--- start Provided data ---

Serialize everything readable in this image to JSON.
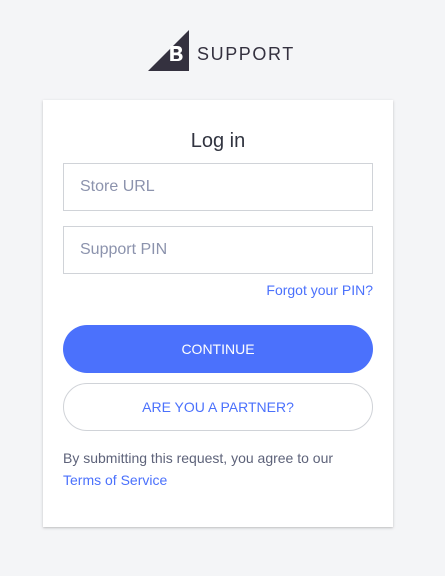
{
  "header": {
    "logo_icon": "bigcommerce-b-logo-icon",
    "brand_text": "SUPPORT"
  },
  "login": {
    "title": "Log in",
    "store_url_placeholder": "Store URL",
    "support_pin_placeholder": "Support PIN",
    "forgot_pin_label": "Forgot your PIN?",
    "continue_label": "CONTINUE",
    "partner_label": "ARE YOU A PARTNER?",
    "disclaimer_text": "By submitting this request, you agree to our",
    "terms_label": "Terms of Service"
  },
  "colors": {
    "accent": "#4b71fc",
    "background": "#f4f5f7",
    "text": "#313440",
    "muted_text": "#5e637a",
    "logo": "#34313f"
  }
}
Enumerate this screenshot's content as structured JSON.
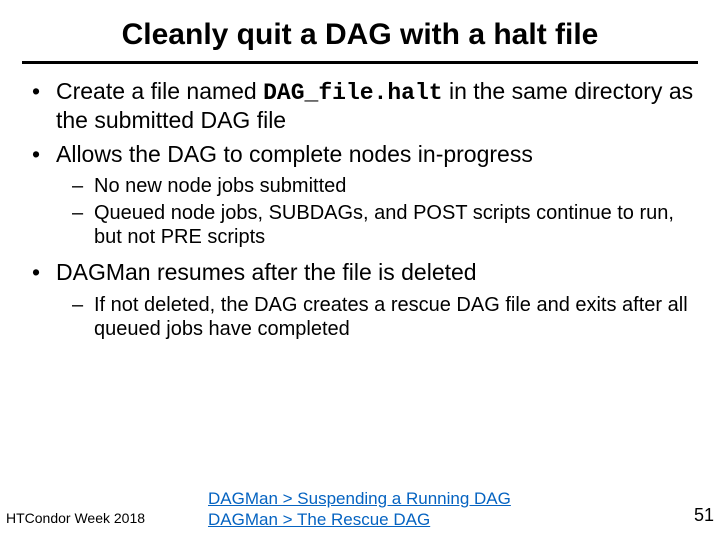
{
  "title": "Cleanly quit a DAG with a halt file",
  "bullets": {
    "b1_pre": "Create a file named ",
    "b1_code": "DAG_file.halt",
    "b1_post": " in the same directory as the submitted DAG file",
    "b2": "Allows the DAG to complete nodes in-progress",
    "b2_sub1": "No new node jobs submitted",
    "b2_sub2": "Queued node jobs, SUBDAGs, and POST scripts continue to run, but not PRE scripts",
    "b3": "DAGMan resumes after the file is deleted",
    "b3_sub1": "If not deleted, the DAG creates a rescue DAG file and exits after all queued jobs have completed"
  },
  "footer": {
    "left": "HTCondor Week 2018",
    "link1": "DAGMan > Suspending a Running DAG",
    "link2": "DAGMan > The Rescue DAG",
    "page": "51"
  }
}
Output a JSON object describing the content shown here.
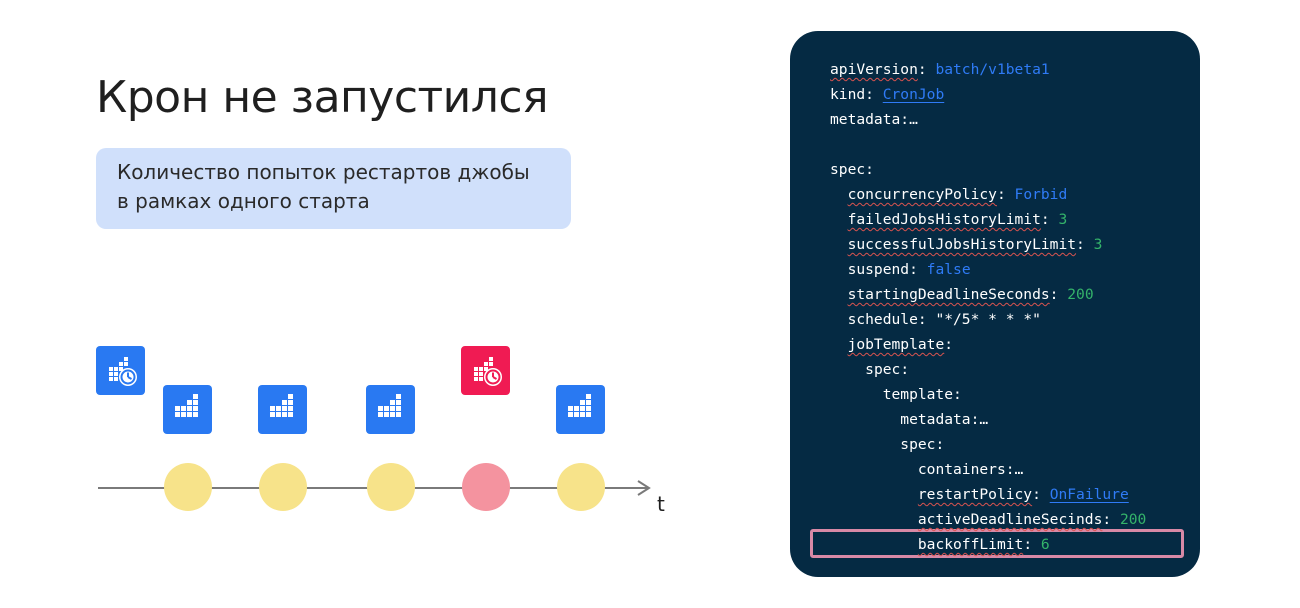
{
  "title": "Крон не запустился",
  "subtitle": "Количество попыток рестартов джобы\nв рамках одного старта",
  "timeline": {
    "axis_label": "t",
    "runs": [
      {
        "status": "ok"
      },
      {
        "status": "ok"
      },
      {
        "status": "ok"
      },
      {
        "status": "failed"
      },
      {
        "status": "ok"
      }
    ]
  },
  "icons": {
    "cronjob": "cronjob-icon",
    "job": "job-icon"
  },
  "colors": {
    "tile_blue": "#2979f2",
    "tile_red": "#f01b53",
    "node_ok": "#f7e38a",
    "node_failed": "#f4939f",
    "panel_bg": "#052a43",
    "value_blue": "#2f7bf6",
    "value_green": "#34b36a",
    "highlight": "#d889a6"
  },
  "code": {
    "lines": [
      {
        "indent": 0,
        "key": "apiVersion",
        "underline": true,
        "sep": ": ",
        "value": "batch/v1beta1",
        "vtype": "str"
      },
      {
        "indent": 0,
        "key": "kind",
        "underline": false,
        "sep": ": ",
        "value": "CronJob",
        "vtype": "link"
      },
      {
        "indent": 0,
        "key": "metadata",
        "underline": false,
        "sep": ":…",
        "value": "",
        "vtype": ""
      },
      {
        "indent": 0,
        "key": "",
        "underline": false,
        "sep": "",
        "value": "",
        "vtype": ""
      },
      {
        "indent": 0,
        "key": "spec",
        "underline": false,
        "sep": ":",
        "value": "",
        "vtype": ""
      },
      {
        "indent": 1,
        "key": "concurrencyPolicy",
        "underline": true,
        "sep": ": ",
        "value": "Forbid",
        "vtype": "str"
      },
      {
        "indent": 1,
        "key": "failedJobsHistoryLimit",
        "underline": true,
        "sep": ": ",
        "value": "3",
        "vtype": "num"
      },
      {
        "indent": 1,
        "key": "successfulJobsHistoryLimit",
        "underline": true,
        "sep": ": ",
        "value": "3",
        "vtype": "num"
      },
      {
        "indent": 1,
        "key": "suspend",
        "underline": false,
        "sep": ": ",
        "value": "false",
        "vtype": "str"
      },
      {
        "indent": 1,
        "key": "startingDeadlineSeconds",
        "underline": true,
        "sep": ": ",
        "value": "200",
        "vtype": "num"
      },
      {
        "indent": 1,
        "key": "schedule",
        "underline": false,
        "sep": ": ",
        "value": "\"*/5* * * *\"",
        "vtype": "plain"
      },
      {
        "indent": 1,
        "key": "jobTemplate",
        "underline": true,
        "sep": ":",
        "value": "",
        "vtype": ""
      },
      {
        "indent": 2,
        "key": "spec",
        "underline": false,
        "sep": ":",
        "value": "",
        "vtype": ""
      },
      {
        "indent": 3,
        "key": "template",
        "underline": false,
        "sep": ":",
        "value": "",
        "vtype": ""
      },
      {
        "indent": 4,
        "key": "metadata",
        "underline": false,
        "sep": ":…",
        "value": "",
        "vtype": ""
      },
      {
        "indent": 4,
        "key": "spec",
        "underline": false,
        "sep": ":",
        "value": "",
        "vtype": ""
      },
      {
        "indent": 5,
        "key": "containers",
        "underline": false,
        "sep": ":…",
        "value": "",
        "vtype": ""
      },
      {
        "indent": 5,
        "key": "restartPolicy",
        "underline": true,
        "sep": ": ",
        "value": "OnFailure",
        "vtype": "link"
      },
      {
        "indent": 5,
        "key": "activeDeadlineSecinds",
        "underline": true,
        "sep": ": ",
        "value": "200",
        "vtype": "num"
      },
      {
        "indent": 5,
        "key": "backoffLimit",
        "underline": true,
        "sep": ": ",
        "value": "6",
        "vtype": "num"
      }
    ],
    "highlighted_key": "backoffLimit"
  }
}
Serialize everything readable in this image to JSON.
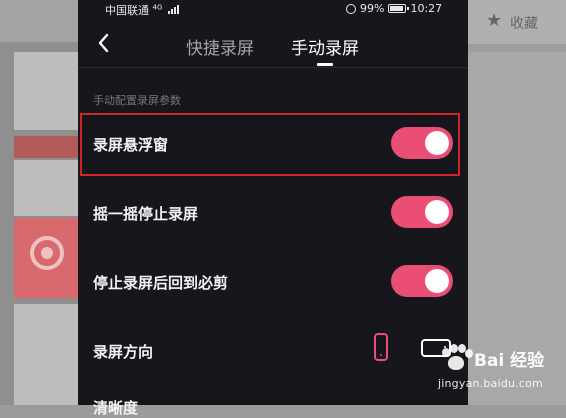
{
  "status_bar": {
    "carrier": "中国联通",
    "network": "4G",
    "battery": "99%",
    "time": "10:27"
  },
  "background_page": {
    "favorite_label": "收藏"
  },
  "nav": {
    "tabs": [
      {
        "label": "快捷录屏",
        "active": false
      },
      {
        "label": "手动录屏",
        "active": true
      }
    ]
  },
  "section_title": "手动配置录屏参数",
  "settings": [
    {
      "label": "录屏悬浮窗",
      "enabled": true,
      "highlighted": true
    },
    {
      "label": "摇一摇停止录屏",
      "enabled": true
    },
    {
      "label": "停止录屏后回到必剪",
      "enabled": true
    }
  ],
  "orientation": {
    "label": "录屏方向",
    "options": [
      "portrait",
      "landscape"
    ],
    "selected": "portrait"
  },
  "partial_row_label": "清晰度",
  "watermark": {
    "brand": "Bai 经验",
    "url": "jingyan.baidu.com"
  },
  "colors": {
    "accent": "#ea4e74",
    "highlight_border": "#d0242b",
    "phone_bg": "#17161c"
  }
}
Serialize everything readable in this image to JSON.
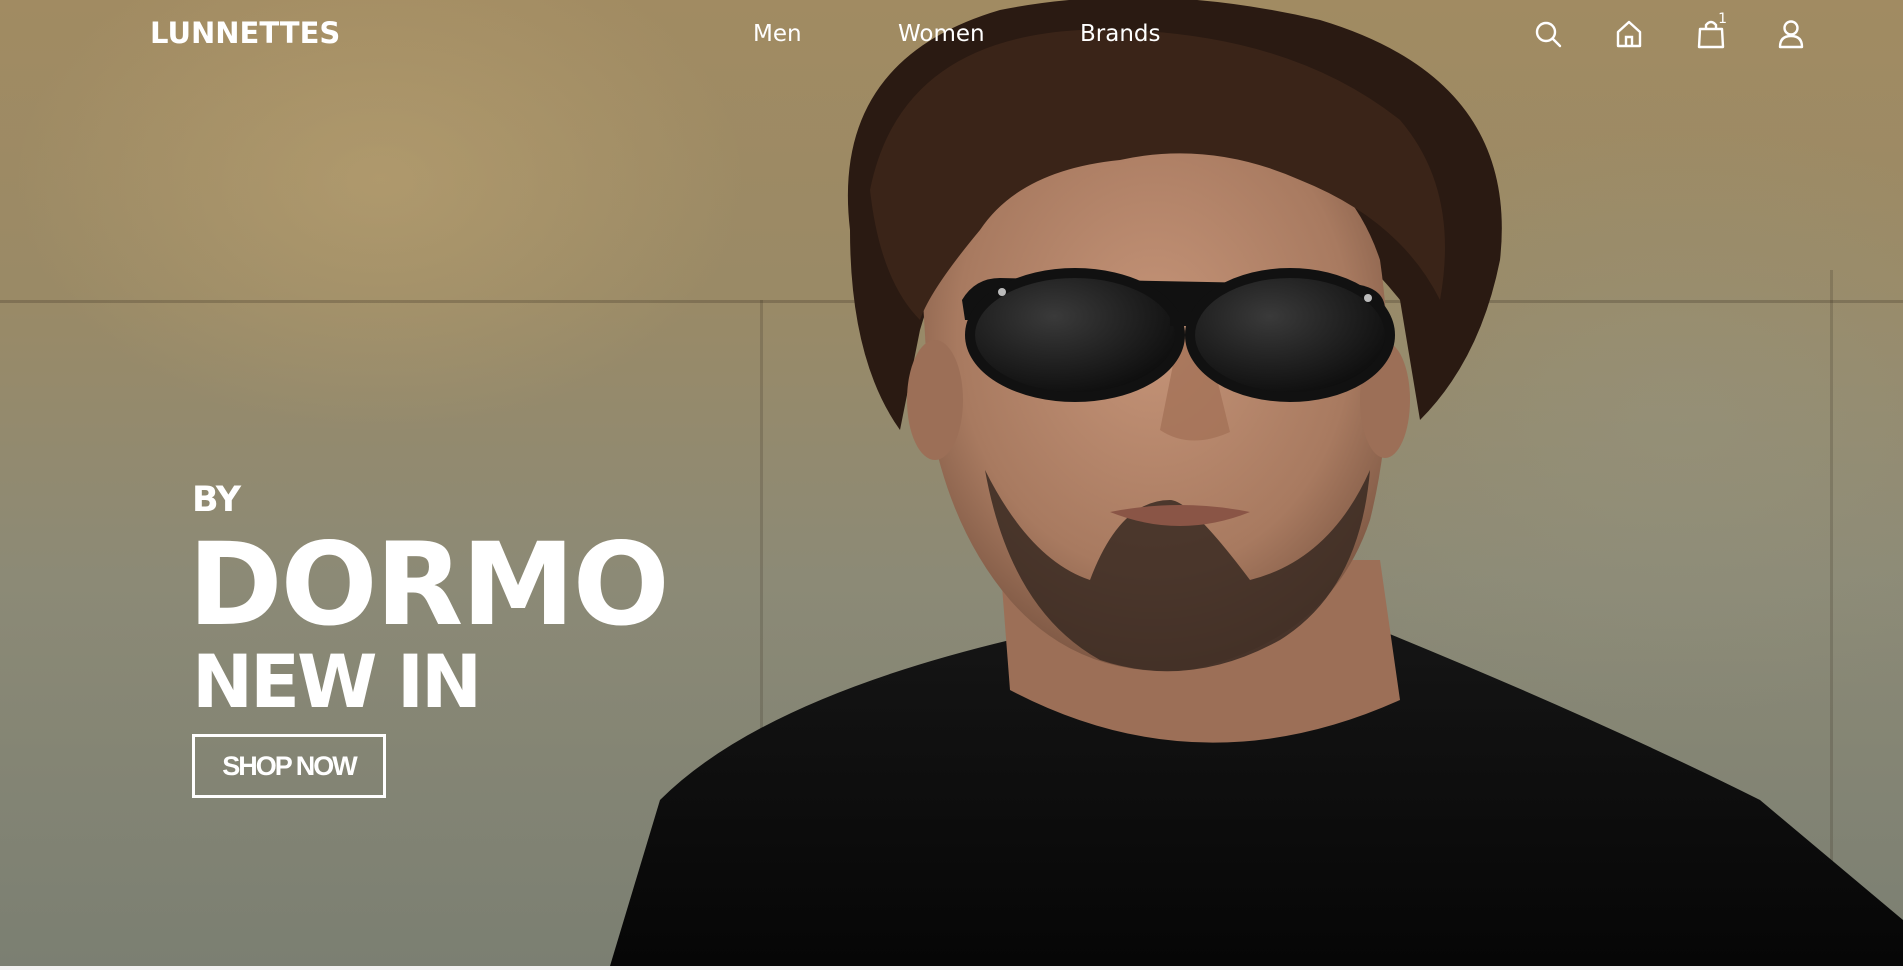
{
  "header": {
    "logo": "LUNNETTES",
    "nav": [
      {
        "label": "Men"
      },
      {
        "label": "Women"
      },
      {
        "label": "Brands"
      }
    ],
    "icons": {
      "search": "search-icon",
      "home": "home-icon",
      "cart": "shopping-bag-icon",
      "account": "user-icon"
    },
    "cart_count": "1"
  },
  "hero": {
    "by": "BY",
    "brand": "DORMO",
    "tagline": "NEW IN",
    "cta": "SHOP NOW"
  },
  "colors": {
    "text": "#ffffff",
    "wall": "#9a8a66",
    "shirt": "#0d0d0d",
    "hair": "#2a1a12",
    "skin": "#b88a6e"
  }
}
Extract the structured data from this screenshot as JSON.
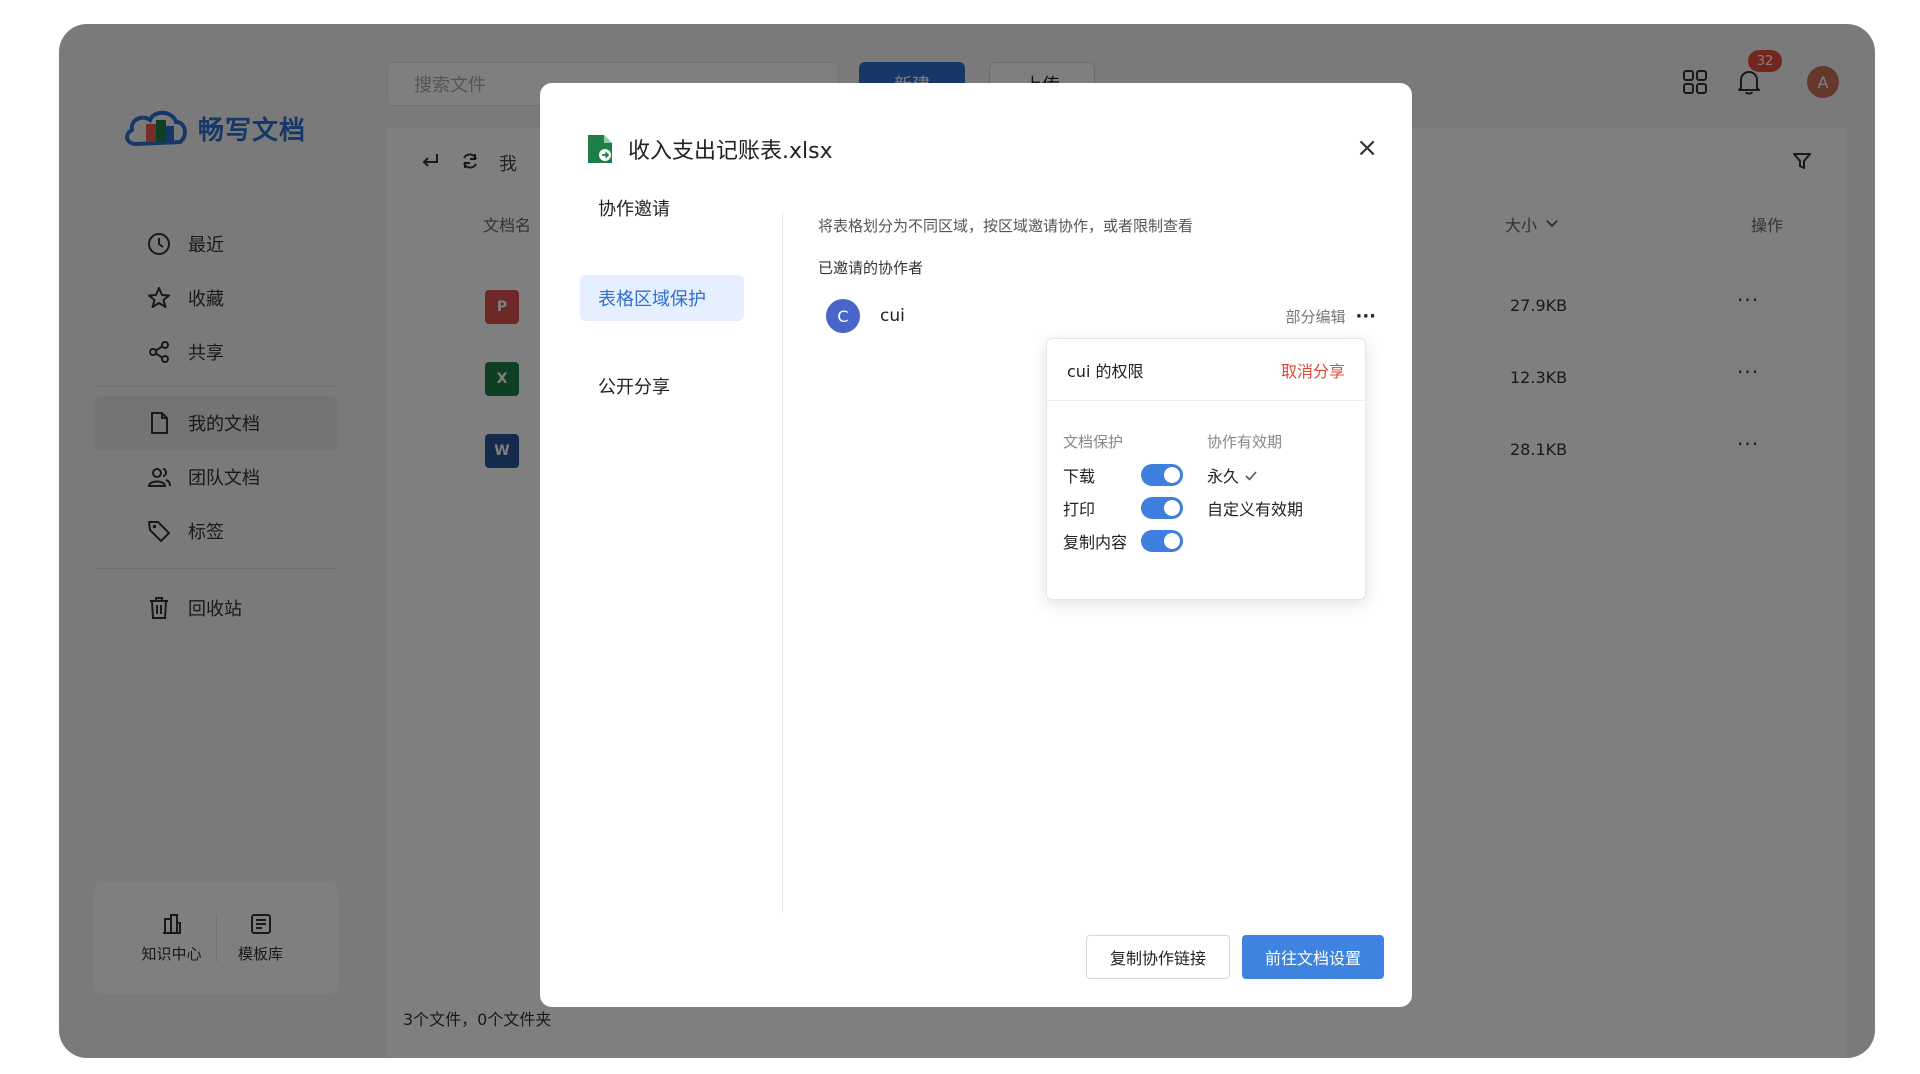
{
  "app": {
    "logo_text": "畅写文档",
    "search_placeholder": "搜索文件",
    "new_label": "新建",
    "upload_label": "上传",
    "notification_count": "32",
    "avatar_letter": "A"
  },
  "sidebar": {
    "items": [
      {
        "label": "最近",
        "icon": "clock-icon"
      },
      {
        "label": "收藏",
        "icon": "star-icon"
      },
      {
        "label": "共享",
        "icon": "share-icon"
      },
      {
        "label": "我的文档",
        "icon": "document-icon"
      },
      {
        "label": "团队文档",
        "icon": "team-icon"
      },
      {
        "label": "标签",
        "icon": "tag-icon"
      },
      {
        "label": "回收站",
        "icon": "trash-icon"
      }
    ],
    "bottom": [
      {
        "label": "知识中心",
        "icon": "knowledge-icon"
      },
      {
        "label": "模板库",
        "icon": "template-icon"
      }
    ]
  },
  "file_list": {
    "breadcrumb": "我",
    "col_name": "文档名",
    "col_size": "大小",
    "col_actions": "操作",
    "rows": [
      {
        "type": "pdf",
        "glyph": "P",
        "size": "27.9KB"
      },
      {
        "type": "xlsx",
        "glyph": "X",
        "size": "12.3KB"
      },
      {
        "type": "docx",
        "glyph": "W",
        "size": "28.1KB"
      }
    ],
    "more_glyph": "···",
    "footer": "3个文件，0个文件夹"
  },
  "modal": {
    "title": "收入支出记账表.xlsx",
    "close_glyph": "×",
    "tabs": [
      "协作邀请",
      "表格区域保护",
      "公开分享"
    ],
    "active_tab": 1,
    "description": "将表格划分为不同区域，按区域邀请协作，或者限制查看",
    "invited_label": "已邀请的协作者",
    "collaborator": {
      "avatar_letter": "C",
      "name": "cui",
      "role": "部分编辑",
      "more_glyph": "···"
    },
    "permissions": {
      "title": "cui 的权限",
      "cancel_share": "取消分享",
      "protection_title": "文档保护",
      "protection_items": [
        {
          "label": "下载",
          "enabled": true
        },
        {
          "label": "打印",
          "enabled": true
        },
        {
          "label": "复制内容",
          "enabled": true
        }
      ],
      "validity_title": "协作有效期",
      "validity_options": [
        {
          "label": "永久",
          "selected": true
        },
        {
          "label": "自定义有效期",
          "selected": false
        }
      ]
    },
    "copy_link_label": "复制协作链接",
    "go_settings_label": "前往文档设置"
  },
  "colors": {
    "accent": "#2f6fd0",
    "button_primary": "#3f83e0",
    "danger": "#e0473a",
    "pdf": "#d9534f",
    "xlsx": "#1e7e45",
    "docx": "#2b579a"
  }
}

--- end Provided data ---

Task directions ▸ The lines to collect are those holding the string "deleted"; copy them all.

Finished exercise ▸
    "b3": "DAGMan resumes after the file is deleted",
    "b3_sub1": "If not deleted, the DAG creates a rescue DAG file and exits after all queued jobs have completed"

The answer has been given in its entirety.